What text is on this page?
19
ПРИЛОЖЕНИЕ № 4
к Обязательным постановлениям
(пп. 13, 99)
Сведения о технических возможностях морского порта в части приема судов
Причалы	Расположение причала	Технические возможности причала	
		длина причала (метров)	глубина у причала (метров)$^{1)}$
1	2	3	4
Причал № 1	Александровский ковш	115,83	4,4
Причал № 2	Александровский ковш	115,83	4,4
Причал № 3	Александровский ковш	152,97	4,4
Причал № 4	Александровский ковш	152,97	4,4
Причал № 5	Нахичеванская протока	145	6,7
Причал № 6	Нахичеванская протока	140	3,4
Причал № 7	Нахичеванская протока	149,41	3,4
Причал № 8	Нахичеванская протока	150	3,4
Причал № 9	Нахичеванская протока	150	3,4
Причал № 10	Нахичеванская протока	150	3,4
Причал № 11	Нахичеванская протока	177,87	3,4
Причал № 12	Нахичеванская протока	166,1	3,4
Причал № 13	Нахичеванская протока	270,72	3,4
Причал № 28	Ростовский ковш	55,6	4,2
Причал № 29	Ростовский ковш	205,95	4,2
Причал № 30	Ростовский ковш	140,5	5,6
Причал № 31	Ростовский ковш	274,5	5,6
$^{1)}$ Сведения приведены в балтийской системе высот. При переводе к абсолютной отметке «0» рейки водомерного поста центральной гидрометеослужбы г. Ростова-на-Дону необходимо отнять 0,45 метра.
________________________
OBJECTIVE: Repeat the listing in full, keeping every line exactly as it is.

OUTPUT:
What text is on this page?
19
ПРИЛОЖЕНИЕ № 4
к Обязательным постановлениям
(пп. 13, 99)
Сведения о технических возможностях морского порта в части приема судов
Причалы	Расположение причала	Технические возможности причала	
		длина причала (метров)	глубина у причала (метров)$^{1)}$
1	2	3	4
Причал № 1	Александровский ковш	115,83	4,4
Причал № 2	Александровский ковш	115,83	4,4
Причал № 3	Александровский ковш	152,97	4,4
Причал № 4	Александровский ковш	152,97	4,4
Причал № 5	Нахичеванская протока	145	6,7
Причал № 6	Нахичеванская протока	140	3,4
Причал № 7	Нахичеванская протока	149,41	3,4
Причал № 8	Нахичеванская протока	150	3,4
Причал № 9	Нахичеванская протока	150	3,4
Причал № 10	Нахичеванская протока	150	3,4
Причал № 11	Нахичеванская протока	177,87	3,4
Причал № 12	Нахичеванская протока	166,1	3,4
Причал № 13	Нахичеванская протока	270,72	3,4
Причал № 28	Ростовский ковш	55,6	4,2
Причал № 29	Ростовский ковш	205,95	4,2
Причал № 30	Ростовский ковш	140,5	5,6
Причал № 31	Ростовский ковш	274,5	5,6
$^{1)}$ Сведения приведены в балтийской системе высот. При переводе к абсолютной отметке «0» рейки водомерного поста центральной гидрометеослужбы г. Ростова-на-Дону необходимо отнять 0,45 метра.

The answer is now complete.